Exercise - Retype the records from the line with "For every button, label, input, icon, or" to the line with "skip-preflight-option[interactable]: Skip preflight", keeping the picture out of your copy.

Data entries -
>> Begin

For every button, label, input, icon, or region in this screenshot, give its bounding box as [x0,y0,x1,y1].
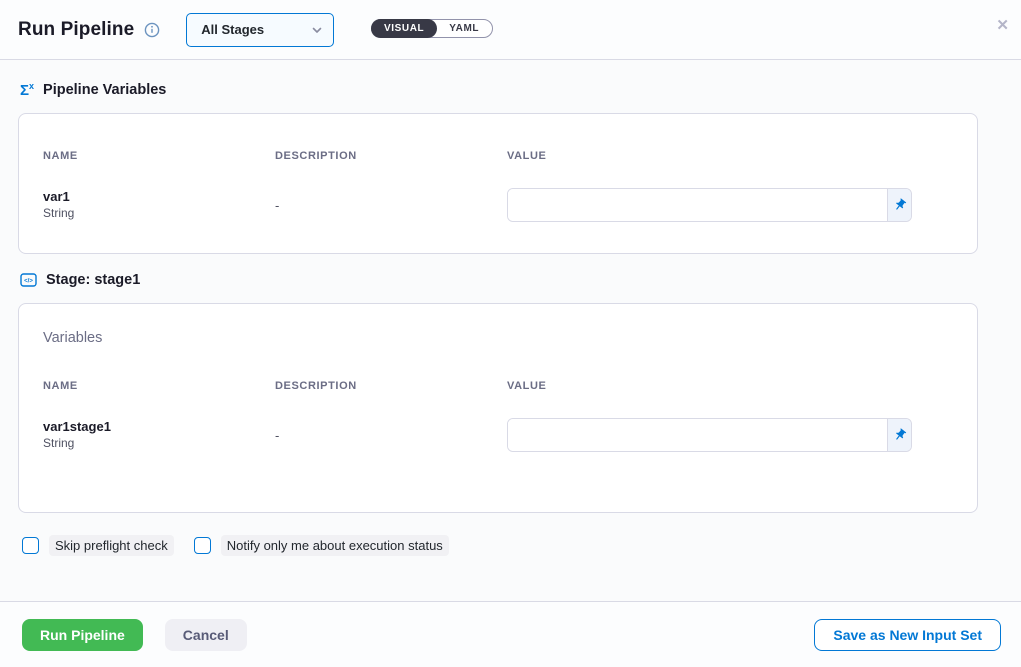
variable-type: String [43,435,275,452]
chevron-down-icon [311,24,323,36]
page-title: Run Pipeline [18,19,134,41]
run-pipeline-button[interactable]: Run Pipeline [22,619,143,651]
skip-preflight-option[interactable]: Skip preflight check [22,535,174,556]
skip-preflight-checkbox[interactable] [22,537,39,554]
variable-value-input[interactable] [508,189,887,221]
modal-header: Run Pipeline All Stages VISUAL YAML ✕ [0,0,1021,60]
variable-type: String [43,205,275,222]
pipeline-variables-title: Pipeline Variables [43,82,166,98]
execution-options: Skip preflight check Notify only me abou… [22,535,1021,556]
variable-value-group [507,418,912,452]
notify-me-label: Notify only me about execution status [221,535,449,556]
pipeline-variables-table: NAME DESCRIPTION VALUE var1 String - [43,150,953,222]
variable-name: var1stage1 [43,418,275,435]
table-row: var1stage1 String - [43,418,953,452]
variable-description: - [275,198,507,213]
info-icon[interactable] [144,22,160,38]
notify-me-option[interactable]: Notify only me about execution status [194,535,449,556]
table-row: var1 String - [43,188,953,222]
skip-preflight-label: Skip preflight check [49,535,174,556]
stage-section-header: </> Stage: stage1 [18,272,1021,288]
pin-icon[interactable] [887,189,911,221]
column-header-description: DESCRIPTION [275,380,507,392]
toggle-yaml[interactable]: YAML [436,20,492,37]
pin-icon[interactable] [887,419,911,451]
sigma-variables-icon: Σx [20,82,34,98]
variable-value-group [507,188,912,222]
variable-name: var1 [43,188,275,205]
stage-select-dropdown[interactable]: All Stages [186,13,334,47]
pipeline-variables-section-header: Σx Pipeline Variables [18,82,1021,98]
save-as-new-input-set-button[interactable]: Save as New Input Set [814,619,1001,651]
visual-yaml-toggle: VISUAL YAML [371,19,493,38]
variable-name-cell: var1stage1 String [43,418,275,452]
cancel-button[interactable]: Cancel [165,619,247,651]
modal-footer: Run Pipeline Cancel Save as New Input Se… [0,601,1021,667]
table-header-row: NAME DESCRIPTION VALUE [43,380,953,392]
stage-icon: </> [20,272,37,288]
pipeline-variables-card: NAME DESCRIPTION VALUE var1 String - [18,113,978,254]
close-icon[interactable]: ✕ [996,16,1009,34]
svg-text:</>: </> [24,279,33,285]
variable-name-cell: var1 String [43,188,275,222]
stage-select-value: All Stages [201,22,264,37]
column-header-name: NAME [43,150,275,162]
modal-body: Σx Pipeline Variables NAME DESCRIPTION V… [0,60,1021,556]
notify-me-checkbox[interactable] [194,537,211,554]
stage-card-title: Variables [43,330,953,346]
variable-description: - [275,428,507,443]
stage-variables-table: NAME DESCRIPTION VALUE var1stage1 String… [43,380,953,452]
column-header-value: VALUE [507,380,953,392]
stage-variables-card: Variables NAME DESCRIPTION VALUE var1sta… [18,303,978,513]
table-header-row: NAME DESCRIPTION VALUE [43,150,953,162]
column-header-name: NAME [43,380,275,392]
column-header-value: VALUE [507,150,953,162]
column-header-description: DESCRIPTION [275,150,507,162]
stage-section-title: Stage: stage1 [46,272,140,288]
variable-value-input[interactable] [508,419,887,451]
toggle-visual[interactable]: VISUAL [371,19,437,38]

>> End
>> Begin

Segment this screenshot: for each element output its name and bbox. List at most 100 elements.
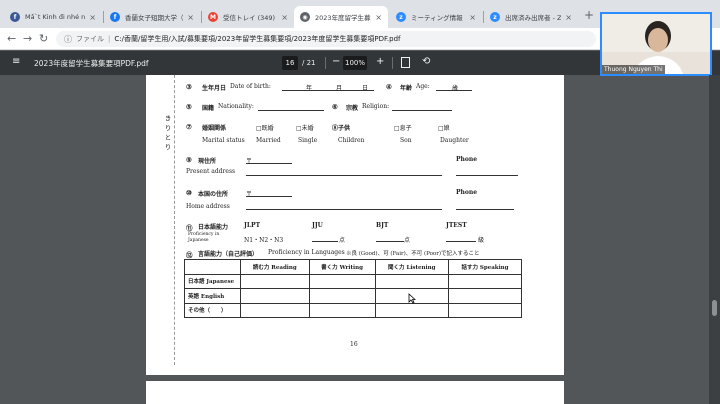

>> End

Exercise result -
For every button, label, input, icon, or region in this screenshot, give its bounding box as [x0,y0,x1,y1].
variable-type: String [43,435,275,452]
chevron-down-icon [311,24,323,36]
page-title: Run Pipeline [18,19,134,41]
run-pipeline-button[interactable]: Run Pipeline [22,619,143,651]
skip-preflight-option[interactable]: Skip preflight check [22,535,174,556]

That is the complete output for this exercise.